### TASK TO COMPLETE
Where the data below has the string "Track", return the whole line.

Data extracted from a collection:
======

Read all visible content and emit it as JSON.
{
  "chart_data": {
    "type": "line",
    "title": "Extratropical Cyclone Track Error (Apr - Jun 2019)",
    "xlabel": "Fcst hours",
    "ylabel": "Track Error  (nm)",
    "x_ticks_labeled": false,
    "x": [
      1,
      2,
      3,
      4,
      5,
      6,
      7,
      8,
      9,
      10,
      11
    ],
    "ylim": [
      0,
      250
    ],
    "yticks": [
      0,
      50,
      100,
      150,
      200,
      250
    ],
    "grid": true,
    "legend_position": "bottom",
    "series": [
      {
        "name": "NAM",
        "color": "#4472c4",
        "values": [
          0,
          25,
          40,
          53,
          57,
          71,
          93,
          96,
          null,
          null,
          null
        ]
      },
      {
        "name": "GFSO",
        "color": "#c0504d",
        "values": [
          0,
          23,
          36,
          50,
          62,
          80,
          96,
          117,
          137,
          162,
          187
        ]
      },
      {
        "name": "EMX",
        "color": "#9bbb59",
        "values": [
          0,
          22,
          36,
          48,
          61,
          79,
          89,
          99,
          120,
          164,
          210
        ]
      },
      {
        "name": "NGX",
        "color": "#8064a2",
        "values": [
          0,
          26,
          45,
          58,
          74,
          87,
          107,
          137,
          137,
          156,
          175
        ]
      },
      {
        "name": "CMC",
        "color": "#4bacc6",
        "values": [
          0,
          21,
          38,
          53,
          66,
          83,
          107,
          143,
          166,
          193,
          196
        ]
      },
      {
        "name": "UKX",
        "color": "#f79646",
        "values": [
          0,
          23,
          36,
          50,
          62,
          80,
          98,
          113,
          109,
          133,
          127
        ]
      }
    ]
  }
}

======

### FULL ANSWER
    "title": "Extratropical Cyclone Track Error (Apr - Jun 2019)",
    "ylabel": "Track Error  (nm)",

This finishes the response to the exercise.